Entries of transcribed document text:
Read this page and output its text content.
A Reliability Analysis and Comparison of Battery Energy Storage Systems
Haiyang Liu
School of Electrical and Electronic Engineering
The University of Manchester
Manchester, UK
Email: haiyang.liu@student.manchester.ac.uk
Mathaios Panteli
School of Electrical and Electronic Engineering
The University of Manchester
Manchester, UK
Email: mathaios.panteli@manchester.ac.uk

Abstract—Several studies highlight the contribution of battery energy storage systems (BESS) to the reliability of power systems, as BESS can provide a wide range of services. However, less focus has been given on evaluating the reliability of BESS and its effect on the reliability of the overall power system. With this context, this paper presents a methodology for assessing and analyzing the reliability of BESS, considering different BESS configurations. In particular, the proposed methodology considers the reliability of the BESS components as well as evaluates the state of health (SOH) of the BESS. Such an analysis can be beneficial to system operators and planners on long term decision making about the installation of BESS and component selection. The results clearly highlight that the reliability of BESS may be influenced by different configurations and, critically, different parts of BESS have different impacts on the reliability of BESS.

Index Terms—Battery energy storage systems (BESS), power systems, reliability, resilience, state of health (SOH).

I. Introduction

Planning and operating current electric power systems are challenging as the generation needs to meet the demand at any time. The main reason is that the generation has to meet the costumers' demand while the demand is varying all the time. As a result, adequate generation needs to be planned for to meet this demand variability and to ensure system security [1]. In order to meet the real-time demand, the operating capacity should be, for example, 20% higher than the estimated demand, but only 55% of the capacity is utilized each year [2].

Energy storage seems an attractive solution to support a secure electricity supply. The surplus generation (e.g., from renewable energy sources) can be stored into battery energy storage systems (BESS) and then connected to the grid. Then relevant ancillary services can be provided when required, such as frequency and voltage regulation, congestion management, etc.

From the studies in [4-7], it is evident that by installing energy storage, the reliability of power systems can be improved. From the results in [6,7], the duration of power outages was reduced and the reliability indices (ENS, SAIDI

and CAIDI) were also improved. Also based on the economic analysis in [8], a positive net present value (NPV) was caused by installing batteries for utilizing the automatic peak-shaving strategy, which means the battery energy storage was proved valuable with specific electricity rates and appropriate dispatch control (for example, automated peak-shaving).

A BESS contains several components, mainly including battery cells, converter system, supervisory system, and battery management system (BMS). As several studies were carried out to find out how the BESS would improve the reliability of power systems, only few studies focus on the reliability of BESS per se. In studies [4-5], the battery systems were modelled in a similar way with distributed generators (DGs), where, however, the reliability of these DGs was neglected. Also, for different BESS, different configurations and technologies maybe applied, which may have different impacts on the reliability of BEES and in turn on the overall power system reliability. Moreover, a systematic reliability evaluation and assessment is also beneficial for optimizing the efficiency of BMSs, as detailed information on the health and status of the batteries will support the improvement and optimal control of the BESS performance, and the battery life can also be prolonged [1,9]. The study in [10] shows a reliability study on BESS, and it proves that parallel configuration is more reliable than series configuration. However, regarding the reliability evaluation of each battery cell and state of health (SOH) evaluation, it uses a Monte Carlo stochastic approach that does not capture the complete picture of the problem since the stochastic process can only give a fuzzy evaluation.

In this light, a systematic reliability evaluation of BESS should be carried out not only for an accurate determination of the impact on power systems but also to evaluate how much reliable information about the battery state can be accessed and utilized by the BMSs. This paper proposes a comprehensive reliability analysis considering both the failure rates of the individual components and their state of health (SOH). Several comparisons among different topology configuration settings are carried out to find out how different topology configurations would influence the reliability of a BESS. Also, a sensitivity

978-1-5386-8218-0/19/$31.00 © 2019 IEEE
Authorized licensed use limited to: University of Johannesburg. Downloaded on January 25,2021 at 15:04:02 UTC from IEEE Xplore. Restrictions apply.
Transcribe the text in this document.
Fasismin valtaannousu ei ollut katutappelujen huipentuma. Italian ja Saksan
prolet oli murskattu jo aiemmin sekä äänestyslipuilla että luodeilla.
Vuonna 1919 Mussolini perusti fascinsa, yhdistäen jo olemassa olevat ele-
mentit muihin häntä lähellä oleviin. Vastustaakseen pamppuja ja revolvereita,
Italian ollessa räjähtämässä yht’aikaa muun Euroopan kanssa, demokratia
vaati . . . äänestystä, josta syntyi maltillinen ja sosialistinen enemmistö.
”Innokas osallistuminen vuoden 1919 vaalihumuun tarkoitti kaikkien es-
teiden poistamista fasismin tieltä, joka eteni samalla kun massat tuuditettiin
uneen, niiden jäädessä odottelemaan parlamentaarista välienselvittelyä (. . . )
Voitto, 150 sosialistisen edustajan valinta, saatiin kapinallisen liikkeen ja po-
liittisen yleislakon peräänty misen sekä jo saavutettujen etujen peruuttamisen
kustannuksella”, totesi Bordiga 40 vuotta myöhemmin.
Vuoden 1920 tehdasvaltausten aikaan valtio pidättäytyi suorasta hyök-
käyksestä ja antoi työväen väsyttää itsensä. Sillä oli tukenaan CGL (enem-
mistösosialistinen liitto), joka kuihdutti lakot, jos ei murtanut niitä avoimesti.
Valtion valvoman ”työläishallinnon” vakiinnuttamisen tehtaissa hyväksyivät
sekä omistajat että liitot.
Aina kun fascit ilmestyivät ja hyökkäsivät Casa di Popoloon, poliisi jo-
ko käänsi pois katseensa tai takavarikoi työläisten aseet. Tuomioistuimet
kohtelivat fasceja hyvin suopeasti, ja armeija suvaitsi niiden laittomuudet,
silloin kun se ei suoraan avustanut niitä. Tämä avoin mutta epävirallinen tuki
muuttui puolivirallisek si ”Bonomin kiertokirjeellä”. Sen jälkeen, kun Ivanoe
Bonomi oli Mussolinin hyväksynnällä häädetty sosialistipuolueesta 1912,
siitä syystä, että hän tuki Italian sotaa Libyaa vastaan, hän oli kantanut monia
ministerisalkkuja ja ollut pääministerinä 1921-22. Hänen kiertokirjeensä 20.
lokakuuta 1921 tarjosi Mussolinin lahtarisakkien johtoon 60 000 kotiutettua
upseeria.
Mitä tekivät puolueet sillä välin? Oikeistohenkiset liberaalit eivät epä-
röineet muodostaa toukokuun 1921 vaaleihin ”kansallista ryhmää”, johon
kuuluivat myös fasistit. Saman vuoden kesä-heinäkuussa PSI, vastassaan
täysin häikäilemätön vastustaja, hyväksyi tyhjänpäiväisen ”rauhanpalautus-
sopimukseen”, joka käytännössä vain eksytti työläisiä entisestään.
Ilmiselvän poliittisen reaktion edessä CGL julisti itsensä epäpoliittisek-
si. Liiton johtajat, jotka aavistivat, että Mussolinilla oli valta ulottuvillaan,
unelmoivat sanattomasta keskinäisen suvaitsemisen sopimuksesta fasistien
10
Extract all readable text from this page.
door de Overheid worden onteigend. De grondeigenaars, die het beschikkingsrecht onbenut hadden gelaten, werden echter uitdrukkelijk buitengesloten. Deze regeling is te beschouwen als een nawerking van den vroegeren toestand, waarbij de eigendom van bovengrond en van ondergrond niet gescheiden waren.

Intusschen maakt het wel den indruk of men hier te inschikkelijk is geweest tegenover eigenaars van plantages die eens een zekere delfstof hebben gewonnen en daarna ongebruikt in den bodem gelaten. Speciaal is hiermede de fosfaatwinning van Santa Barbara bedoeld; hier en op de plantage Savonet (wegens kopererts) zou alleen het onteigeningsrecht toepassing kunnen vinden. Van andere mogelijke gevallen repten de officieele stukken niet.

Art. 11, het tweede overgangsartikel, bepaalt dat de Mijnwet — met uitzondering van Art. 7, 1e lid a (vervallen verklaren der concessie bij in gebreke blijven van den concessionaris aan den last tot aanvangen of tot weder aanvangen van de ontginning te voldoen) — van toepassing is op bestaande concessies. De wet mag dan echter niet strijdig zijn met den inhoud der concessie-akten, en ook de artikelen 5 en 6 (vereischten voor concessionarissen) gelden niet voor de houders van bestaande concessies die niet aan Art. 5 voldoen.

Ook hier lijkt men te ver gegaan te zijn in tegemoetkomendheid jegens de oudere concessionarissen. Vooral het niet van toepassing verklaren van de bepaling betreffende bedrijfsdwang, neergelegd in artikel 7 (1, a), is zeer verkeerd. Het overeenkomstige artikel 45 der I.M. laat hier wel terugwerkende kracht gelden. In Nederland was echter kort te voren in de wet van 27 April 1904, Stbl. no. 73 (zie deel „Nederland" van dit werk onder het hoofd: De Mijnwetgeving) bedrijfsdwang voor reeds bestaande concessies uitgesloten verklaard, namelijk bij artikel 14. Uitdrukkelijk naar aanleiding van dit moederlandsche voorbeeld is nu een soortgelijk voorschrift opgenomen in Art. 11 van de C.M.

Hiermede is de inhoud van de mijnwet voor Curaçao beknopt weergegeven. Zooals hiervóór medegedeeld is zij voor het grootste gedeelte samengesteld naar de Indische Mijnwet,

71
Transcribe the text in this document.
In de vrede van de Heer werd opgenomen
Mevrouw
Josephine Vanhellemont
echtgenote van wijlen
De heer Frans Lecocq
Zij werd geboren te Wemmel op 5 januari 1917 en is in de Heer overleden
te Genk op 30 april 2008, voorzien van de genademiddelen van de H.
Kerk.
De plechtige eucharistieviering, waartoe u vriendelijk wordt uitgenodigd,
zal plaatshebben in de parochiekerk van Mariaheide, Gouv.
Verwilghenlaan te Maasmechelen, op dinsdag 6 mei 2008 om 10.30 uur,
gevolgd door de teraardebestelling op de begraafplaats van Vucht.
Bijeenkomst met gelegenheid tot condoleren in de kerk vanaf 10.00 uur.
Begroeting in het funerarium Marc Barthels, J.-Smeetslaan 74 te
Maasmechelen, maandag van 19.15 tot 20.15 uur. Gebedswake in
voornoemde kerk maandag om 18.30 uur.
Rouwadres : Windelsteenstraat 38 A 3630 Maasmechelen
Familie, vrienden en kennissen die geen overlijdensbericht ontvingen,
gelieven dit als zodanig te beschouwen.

ASSIGNMENT: A single number is required: the count of lines in the records that include the string "toepassing".

ANSWER SPACE: 3